Challenge =
Copy out exactly the lines from the one containing "Convert this chart" to the end of the records below, both included, and nothing else.

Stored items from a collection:

☆ ☆ ☆ ☆ ☆ ☆ ☆

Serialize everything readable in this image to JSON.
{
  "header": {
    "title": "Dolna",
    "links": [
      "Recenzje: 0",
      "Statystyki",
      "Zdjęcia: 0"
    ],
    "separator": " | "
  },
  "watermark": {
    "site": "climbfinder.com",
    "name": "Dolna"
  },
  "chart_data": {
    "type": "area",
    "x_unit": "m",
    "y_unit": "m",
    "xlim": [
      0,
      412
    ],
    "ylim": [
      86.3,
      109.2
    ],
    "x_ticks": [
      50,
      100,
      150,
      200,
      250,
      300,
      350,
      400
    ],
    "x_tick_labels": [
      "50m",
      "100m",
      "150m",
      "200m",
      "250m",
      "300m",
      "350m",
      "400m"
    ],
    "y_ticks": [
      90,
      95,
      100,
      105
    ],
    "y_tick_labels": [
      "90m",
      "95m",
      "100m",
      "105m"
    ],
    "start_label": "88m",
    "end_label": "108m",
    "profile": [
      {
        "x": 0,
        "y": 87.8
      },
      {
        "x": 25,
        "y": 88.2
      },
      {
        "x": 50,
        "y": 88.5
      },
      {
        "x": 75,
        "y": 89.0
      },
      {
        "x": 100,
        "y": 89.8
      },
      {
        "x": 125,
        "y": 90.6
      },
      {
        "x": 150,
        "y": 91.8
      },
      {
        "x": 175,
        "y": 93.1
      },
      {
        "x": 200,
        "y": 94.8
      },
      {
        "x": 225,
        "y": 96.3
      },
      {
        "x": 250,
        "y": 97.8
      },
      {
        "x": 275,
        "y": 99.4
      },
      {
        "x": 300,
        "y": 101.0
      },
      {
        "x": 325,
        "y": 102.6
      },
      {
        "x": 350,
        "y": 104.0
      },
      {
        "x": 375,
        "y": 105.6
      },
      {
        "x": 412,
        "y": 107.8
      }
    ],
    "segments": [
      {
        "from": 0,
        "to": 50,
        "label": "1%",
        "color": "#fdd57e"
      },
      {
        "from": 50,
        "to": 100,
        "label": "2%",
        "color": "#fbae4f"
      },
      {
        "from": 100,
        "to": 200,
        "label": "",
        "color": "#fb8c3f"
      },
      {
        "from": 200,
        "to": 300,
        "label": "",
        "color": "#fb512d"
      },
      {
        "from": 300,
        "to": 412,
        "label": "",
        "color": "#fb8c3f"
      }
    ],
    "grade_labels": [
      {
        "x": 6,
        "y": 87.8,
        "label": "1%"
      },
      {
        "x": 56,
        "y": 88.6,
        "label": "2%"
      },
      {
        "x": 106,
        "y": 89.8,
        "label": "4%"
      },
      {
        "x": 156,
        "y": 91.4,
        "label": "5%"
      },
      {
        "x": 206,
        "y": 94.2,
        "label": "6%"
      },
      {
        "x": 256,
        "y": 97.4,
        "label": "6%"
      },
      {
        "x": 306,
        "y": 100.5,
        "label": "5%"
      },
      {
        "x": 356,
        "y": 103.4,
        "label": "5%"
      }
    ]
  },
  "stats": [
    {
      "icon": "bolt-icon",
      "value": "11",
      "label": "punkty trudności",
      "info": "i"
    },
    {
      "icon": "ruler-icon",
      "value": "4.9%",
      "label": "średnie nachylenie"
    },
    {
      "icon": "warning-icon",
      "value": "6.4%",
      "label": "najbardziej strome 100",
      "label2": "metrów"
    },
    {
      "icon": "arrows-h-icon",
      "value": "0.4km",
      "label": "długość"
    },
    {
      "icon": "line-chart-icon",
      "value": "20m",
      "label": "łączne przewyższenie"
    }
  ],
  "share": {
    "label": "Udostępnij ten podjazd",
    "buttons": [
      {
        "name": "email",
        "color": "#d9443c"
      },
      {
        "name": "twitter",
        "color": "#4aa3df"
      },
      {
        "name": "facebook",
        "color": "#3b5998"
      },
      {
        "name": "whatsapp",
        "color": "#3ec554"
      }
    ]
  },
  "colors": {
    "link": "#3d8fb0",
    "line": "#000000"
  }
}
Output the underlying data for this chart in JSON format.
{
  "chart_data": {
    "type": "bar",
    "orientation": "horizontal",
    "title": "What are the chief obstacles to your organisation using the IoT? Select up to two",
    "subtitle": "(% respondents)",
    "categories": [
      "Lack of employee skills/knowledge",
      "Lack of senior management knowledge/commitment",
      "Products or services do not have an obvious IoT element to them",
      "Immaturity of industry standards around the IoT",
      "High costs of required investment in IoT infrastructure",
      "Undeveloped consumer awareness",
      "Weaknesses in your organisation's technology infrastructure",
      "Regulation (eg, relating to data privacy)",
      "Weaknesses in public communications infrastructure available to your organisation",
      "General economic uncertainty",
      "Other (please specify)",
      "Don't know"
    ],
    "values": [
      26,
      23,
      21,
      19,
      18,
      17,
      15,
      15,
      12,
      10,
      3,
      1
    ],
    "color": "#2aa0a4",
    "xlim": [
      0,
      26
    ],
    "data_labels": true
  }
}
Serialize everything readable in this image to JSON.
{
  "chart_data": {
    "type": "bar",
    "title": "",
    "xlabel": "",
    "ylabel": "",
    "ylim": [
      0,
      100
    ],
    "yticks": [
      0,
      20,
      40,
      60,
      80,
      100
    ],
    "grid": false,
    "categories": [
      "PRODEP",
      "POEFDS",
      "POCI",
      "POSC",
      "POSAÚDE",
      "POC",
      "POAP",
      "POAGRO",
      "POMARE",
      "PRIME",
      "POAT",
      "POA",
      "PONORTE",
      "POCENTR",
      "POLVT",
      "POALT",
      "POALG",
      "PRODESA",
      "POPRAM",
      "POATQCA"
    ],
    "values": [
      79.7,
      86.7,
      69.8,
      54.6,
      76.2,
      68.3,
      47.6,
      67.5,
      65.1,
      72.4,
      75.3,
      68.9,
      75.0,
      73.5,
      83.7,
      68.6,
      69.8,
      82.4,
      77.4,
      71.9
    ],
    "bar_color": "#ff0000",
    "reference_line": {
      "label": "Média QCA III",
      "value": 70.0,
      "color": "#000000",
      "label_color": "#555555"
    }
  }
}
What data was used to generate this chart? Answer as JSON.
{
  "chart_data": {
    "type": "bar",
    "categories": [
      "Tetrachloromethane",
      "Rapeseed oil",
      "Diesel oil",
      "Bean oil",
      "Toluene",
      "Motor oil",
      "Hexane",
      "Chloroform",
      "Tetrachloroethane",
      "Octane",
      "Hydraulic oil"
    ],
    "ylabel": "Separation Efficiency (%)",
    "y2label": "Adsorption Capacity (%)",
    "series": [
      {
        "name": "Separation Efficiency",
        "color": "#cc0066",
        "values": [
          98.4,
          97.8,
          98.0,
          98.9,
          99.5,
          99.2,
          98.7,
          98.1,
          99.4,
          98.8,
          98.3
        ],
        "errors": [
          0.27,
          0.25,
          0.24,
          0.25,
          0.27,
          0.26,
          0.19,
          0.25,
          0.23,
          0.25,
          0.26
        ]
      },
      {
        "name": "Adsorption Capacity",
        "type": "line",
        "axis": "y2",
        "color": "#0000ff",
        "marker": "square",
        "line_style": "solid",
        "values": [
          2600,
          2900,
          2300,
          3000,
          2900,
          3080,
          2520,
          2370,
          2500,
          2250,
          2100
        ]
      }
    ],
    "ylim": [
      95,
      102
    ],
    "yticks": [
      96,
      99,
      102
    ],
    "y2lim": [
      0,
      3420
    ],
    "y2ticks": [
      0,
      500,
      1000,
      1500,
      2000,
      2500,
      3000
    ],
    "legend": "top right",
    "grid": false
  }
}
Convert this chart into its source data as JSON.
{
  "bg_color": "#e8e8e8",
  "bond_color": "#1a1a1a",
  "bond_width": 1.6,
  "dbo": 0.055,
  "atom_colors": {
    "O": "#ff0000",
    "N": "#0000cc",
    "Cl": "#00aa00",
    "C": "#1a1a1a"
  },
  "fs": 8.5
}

☆ ☆ ☆ ☆ ☆ ☆ ☆

Correct answer =
Convert this chart into its source data as JSON.
{
  "bg_color": "#e8e8e8",
  "bond_color": "#1a1a1a",
  "bond_width": 1.6,
  "dbo": 0.055,
  "atom_colors": {
    "O": "#ff0000",
    "N": "#0000cc",
    "Cl": "#00aa00",
    "C": "#1a1a1a"
  },
  "fs": 8.5
}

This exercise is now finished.